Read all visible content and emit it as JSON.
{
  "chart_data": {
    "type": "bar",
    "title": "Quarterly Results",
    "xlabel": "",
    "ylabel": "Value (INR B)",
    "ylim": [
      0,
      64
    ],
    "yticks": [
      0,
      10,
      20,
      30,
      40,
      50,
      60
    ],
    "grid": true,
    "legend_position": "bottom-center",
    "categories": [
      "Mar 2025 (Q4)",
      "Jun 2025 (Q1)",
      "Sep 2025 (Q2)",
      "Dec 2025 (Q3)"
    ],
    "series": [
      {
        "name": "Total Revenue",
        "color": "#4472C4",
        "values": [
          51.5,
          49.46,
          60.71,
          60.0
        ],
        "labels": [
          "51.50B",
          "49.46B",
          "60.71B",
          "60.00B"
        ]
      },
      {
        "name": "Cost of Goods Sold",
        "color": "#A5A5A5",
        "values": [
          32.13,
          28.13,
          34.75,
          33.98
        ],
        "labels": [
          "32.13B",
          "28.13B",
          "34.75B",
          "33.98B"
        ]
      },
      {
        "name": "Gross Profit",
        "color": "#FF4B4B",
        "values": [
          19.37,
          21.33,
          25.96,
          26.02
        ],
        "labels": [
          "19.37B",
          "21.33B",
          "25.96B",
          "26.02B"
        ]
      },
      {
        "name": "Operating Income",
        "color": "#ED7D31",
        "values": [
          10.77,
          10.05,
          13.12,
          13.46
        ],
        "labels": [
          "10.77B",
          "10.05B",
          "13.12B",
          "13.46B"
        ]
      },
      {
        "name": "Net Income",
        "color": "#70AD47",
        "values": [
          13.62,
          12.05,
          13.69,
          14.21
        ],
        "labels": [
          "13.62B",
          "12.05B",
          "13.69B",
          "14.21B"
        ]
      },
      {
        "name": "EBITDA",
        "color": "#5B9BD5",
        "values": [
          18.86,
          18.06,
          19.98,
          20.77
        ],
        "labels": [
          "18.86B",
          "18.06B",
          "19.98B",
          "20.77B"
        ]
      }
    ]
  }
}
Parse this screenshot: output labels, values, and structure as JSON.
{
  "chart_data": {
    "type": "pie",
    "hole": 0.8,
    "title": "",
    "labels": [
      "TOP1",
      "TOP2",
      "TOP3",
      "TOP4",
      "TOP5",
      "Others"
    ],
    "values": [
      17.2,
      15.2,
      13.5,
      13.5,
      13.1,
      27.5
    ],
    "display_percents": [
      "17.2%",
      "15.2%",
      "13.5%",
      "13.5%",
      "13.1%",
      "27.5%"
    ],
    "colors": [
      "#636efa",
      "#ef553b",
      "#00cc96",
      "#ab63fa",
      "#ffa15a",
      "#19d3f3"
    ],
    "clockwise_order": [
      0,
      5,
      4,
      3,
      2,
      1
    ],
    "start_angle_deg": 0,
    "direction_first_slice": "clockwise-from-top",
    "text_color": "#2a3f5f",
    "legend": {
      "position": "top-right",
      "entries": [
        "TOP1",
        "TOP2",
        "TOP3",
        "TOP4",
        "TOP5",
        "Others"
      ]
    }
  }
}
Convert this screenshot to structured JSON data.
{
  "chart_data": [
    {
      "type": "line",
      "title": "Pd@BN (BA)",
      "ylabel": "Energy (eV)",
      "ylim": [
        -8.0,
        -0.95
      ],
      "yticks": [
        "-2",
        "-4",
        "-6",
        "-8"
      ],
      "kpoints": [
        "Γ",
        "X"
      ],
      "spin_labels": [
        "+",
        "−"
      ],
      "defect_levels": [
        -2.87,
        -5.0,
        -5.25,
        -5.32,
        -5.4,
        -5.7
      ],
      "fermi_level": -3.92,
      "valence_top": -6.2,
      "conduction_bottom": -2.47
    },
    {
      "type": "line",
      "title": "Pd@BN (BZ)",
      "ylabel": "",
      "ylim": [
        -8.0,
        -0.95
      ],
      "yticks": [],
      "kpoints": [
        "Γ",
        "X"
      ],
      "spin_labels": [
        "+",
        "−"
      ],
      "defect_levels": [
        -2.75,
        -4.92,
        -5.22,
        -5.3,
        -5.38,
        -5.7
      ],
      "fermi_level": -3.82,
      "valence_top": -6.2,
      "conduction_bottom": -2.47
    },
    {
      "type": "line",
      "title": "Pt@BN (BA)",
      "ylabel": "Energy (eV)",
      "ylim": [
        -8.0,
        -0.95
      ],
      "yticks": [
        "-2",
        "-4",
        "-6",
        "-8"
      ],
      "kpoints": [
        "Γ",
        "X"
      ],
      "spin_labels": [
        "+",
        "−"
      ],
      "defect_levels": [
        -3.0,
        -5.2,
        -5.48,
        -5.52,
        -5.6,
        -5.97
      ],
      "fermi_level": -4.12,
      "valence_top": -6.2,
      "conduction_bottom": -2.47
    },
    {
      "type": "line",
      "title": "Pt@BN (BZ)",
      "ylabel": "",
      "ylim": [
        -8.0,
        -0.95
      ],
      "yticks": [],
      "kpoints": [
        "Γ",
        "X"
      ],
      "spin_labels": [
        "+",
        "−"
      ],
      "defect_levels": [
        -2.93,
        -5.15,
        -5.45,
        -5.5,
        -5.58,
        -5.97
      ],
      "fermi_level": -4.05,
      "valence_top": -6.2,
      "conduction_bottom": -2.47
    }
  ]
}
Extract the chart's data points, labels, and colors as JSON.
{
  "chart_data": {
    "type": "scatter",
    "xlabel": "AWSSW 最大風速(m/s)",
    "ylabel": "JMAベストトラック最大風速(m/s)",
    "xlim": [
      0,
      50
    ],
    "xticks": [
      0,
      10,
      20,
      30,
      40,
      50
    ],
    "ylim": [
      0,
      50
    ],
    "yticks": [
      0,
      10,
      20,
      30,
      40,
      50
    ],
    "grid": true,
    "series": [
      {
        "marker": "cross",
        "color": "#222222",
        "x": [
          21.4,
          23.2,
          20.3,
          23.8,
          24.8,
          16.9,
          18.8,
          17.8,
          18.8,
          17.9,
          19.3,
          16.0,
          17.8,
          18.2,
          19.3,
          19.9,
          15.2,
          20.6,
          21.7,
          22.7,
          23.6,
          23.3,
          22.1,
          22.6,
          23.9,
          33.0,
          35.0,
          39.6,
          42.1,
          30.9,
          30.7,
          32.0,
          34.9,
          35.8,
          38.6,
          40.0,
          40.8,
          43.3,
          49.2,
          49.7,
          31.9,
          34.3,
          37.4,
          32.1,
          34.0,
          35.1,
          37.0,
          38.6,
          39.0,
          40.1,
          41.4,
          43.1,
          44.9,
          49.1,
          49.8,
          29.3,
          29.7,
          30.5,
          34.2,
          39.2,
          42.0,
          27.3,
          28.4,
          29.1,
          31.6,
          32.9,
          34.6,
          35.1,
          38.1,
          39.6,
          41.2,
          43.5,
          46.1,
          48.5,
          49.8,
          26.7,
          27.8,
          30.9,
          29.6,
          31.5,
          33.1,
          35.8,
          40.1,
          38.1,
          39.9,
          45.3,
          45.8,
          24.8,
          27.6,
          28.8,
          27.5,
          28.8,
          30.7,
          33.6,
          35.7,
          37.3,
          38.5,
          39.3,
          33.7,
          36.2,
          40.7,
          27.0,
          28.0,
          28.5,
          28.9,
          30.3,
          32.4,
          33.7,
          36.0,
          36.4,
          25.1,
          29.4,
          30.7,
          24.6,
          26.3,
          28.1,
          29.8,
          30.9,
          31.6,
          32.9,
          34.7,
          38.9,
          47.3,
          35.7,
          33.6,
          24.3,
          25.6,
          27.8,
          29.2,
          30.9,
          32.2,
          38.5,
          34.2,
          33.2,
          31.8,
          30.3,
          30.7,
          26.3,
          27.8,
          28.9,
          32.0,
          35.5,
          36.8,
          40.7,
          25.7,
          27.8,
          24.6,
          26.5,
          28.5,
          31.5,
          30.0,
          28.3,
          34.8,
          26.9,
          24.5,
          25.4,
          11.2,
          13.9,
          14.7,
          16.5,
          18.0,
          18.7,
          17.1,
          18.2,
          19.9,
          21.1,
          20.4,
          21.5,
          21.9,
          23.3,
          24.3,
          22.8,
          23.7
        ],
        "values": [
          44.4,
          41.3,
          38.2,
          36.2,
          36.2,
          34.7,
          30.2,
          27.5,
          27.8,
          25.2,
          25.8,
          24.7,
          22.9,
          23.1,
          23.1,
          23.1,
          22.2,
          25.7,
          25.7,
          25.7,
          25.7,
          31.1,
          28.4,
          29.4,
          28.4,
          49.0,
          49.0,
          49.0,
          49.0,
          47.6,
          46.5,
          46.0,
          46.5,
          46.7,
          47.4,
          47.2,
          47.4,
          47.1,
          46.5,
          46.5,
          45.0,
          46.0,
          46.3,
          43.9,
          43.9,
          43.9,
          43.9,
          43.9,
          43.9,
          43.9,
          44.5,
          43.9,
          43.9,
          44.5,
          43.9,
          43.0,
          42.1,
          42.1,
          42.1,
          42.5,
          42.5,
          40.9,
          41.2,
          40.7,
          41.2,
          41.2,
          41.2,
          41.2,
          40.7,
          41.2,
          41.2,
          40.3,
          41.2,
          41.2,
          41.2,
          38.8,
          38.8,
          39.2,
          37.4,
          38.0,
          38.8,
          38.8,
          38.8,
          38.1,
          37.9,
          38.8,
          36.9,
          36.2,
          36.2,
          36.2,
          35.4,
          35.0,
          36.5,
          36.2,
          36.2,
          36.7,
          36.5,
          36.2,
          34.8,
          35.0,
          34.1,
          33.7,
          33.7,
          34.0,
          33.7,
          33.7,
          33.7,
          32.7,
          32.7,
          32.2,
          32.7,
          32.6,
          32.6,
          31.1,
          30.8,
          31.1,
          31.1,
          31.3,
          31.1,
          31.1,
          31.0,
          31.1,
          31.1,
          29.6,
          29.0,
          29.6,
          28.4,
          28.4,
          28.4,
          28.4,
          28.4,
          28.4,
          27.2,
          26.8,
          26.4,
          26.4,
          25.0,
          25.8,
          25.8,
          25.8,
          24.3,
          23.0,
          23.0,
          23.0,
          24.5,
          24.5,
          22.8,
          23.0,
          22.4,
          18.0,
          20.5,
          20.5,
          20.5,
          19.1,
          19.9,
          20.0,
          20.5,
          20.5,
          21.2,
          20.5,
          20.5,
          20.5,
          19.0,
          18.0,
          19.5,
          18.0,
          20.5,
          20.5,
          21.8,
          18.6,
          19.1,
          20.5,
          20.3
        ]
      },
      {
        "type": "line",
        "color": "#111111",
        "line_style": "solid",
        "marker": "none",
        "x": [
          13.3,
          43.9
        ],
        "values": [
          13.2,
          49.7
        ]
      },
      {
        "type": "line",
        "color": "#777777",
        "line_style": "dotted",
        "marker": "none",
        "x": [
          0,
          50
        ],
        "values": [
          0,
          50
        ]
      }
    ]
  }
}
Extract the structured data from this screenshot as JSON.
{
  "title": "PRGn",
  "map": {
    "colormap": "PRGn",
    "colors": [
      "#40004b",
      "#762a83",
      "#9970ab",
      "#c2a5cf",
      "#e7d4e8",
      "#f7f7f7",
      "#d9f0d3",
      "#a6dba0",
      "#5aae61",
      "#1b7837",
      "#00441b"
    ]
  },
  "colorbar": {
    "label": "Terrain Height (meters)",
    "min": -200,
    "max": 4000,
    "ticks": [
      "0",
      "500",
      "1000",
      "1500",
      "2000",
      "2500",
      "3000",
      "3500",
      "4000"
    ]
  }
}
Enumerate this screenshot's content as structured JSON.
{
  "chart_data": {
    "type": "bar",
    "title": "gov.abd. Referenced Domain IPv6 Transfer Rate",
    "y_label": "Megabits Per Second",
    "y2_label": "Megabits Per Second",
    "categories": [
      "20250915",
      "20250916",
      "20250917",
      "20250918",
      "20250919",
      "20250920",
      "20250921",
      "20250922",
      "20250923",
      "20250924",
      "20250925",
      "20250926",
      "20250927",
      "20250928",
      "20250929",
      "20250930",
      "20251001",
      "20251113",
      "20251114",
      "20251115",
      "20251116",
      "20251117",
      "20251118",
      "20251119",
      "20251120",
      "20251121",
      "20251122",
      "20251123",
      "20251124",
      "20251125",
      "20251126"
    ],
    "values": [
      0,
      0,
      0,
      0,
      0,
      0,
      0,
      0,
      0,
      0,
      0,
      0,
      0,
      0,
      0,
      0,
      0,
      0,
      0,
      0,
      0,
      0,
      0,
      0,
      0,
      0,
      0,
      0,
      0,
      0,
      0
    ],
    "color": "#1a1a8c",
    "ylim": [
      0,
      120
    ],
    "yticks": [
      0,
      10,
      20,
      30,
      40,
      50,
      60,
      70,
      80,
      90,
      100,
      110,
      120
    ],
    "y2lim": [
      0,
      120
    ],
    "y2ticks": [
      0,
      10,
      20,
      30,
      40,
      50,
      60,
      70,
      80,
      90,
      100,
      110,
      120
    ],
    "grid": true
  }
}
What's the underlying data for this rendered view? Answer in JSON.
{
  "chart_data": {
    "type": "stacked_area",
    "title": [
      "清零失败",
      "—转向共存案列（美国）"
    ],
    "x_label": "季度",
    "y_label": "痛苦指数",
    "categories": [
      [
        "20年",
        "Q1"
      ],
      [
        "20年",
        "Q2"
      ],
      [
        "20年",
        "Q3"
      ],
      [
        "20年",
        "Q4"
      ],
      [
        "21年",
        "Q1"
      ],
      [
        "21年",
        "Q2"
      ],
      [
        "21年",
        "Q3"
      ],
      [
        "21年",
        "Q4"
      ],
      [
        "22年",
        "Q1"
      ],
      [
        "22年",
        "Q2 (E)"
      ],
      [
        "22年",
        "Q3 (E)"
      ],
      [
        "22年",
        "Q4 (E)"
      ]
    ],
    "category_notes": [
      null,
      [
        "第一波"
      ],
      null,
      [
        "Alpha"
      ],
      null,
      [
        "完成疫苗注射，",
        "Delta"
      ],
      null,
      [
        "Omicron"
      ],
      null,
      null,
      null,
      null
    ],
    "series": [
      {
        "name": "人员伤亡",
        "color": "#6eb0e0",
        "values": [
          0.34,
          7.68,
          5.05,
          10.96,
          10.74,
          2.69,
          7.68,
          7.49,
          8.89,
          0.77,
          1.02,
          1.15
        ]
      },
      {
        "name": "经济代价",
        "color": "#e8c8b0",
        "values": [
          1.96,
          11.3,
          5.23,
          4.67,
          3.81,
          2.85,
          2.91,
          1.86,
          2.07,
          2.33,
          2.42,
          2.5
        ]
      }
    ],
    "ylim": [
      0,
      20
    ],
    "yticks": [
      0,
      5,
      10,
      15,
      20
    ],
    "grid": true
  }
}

_____

WORK INSTRUCTIONS → Using the records above, gather all lines where the string "JSON" is present.

FULL RESPONSE →
Read all visible content and emit it as JSON.
Parse this screenshot: output labels, values, and structure as JSON.
Convert this screenshot to structured JSON data.
Extract the chart's data points, labels, and colors as JSON.
Extract the structured data from this screenshot as JSON.
Enumerate this screenshot's content as structured JSON.
What's the underlying data for this rendered view? Answer in JSON.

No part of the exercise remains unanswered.